Return all entries word for word, but drop any images.
________________________________________
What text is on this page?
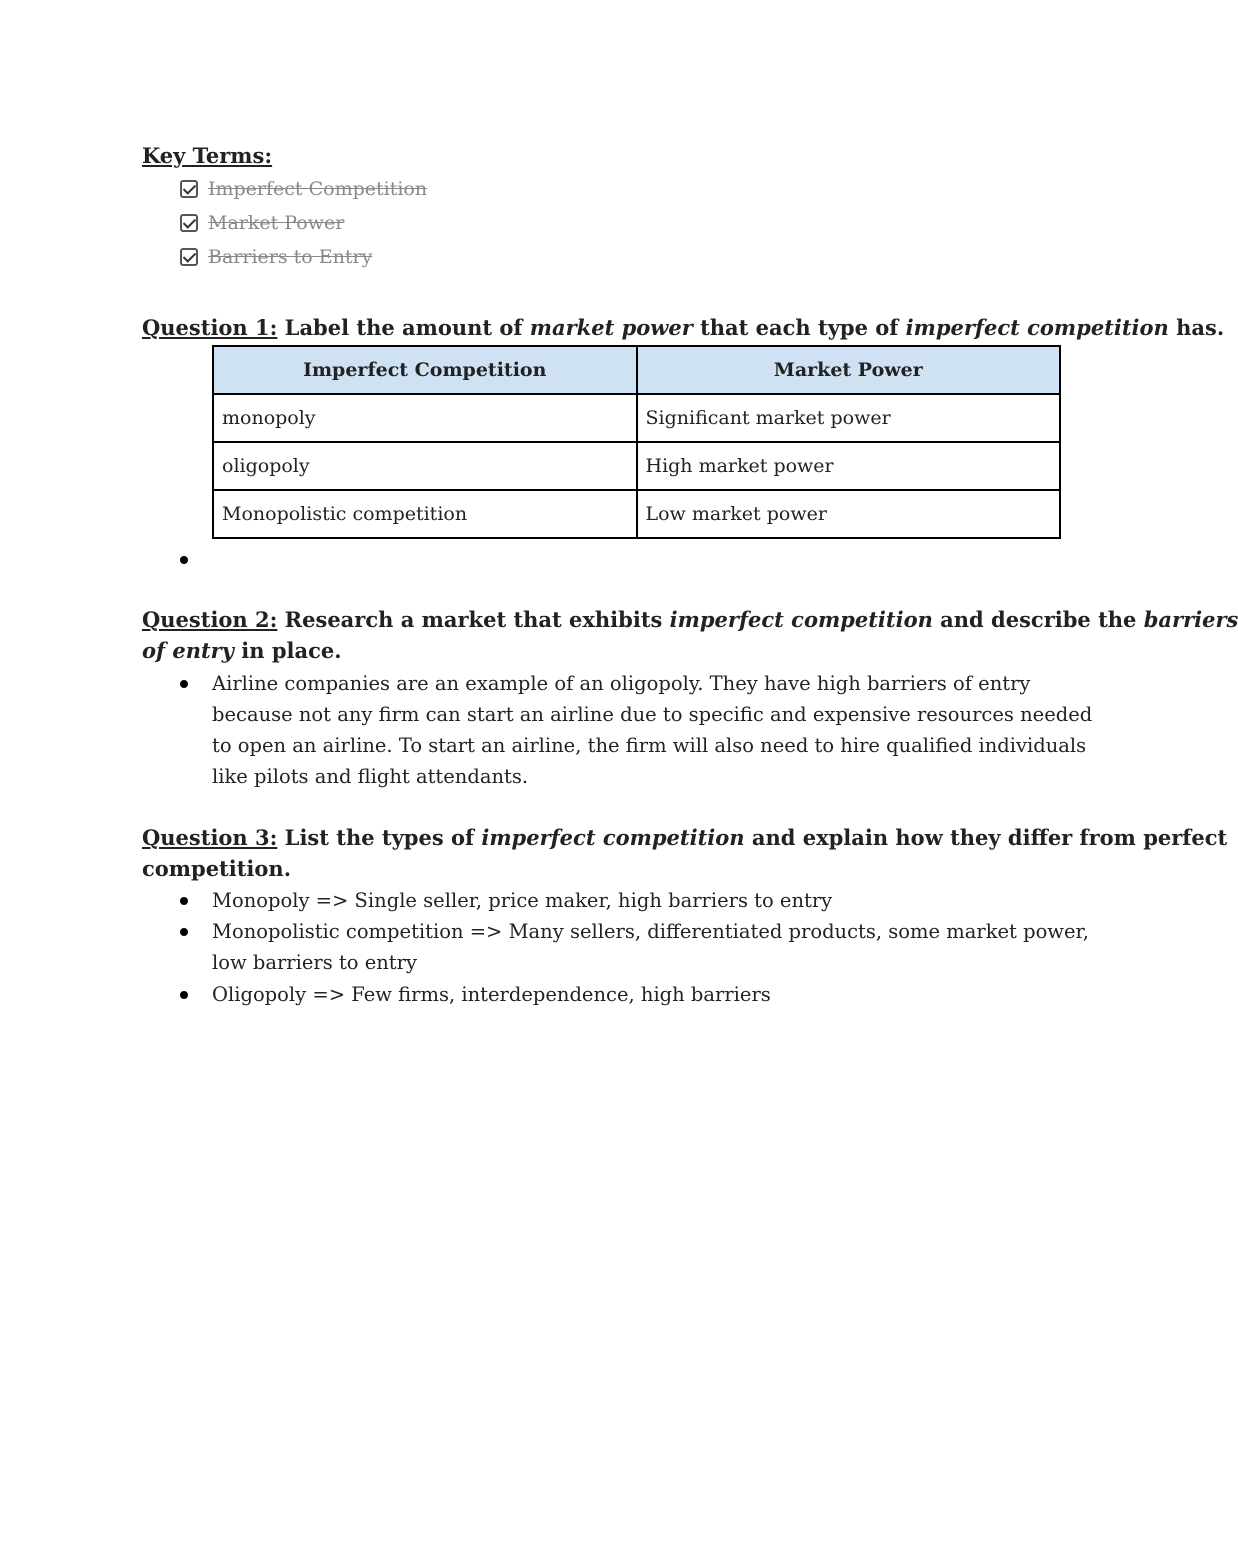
Key Terms:
Imperfect Competition
Market Power
Barriers to Entry
Question 1: Label the amount of market power that each type of imperfect competition has.
Imperfect Competition	Market Power
monopoly	Significant market power
oligopoly	High market power
Monopolistic competition	Low market power
Question 2: Research a market that exhibits imperfect competition and describe the barriers
of entry in place.
Airline companies are an example of an oligopoly. They have high barriers of entry
because not any firm can start an airline due to specific and expensive resources needed
to open an airline. To start an airline, the firm will also need to hire qualified individuals
like pilots and flight attendants.
Question 3: List the types of imperfect competition and explain how they differ from perfect
competition.
Monopoly => Single seller, price maker, high barriers to entry
Monopolistic competition => Many sellers, differentiated products, some market power,
low barriers to entry
Oligopoly => Few firms, interdependence, high barriers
________________________________________
**Task result:**
What text is on this page?
Key Terms:
Imperfect Competition
Market Power
Barriers to Entry
Question 1: Label the amount of market power that each type of imperfect competition has.
Imperfect Competition	Market Power
monopoly	Significant market power
oligopoly	High market power
Monopolistic competition	Low market power
Question 2: Research a market that exhibits imperfect competition and describe the barriers
of entry in place.
Airline companies are an example of an oligopoly. They have high barriers of entry
because not any firm can start an airline due to specific and expensive resources needed
to open an airline. To start an airline, the firm will also need to hire qualified individuals
like pilots and flight attendants.
Question 3: List the types of imperfect competition and explain how they differ from perfect
competition.
Monopoly => Single seller, price maker, high barriers to entry
Monopolistic competition => Many sellers, differentiated products, some market power,
low barriers to entry
Oligopoly => Few firms, interdependence, high barriers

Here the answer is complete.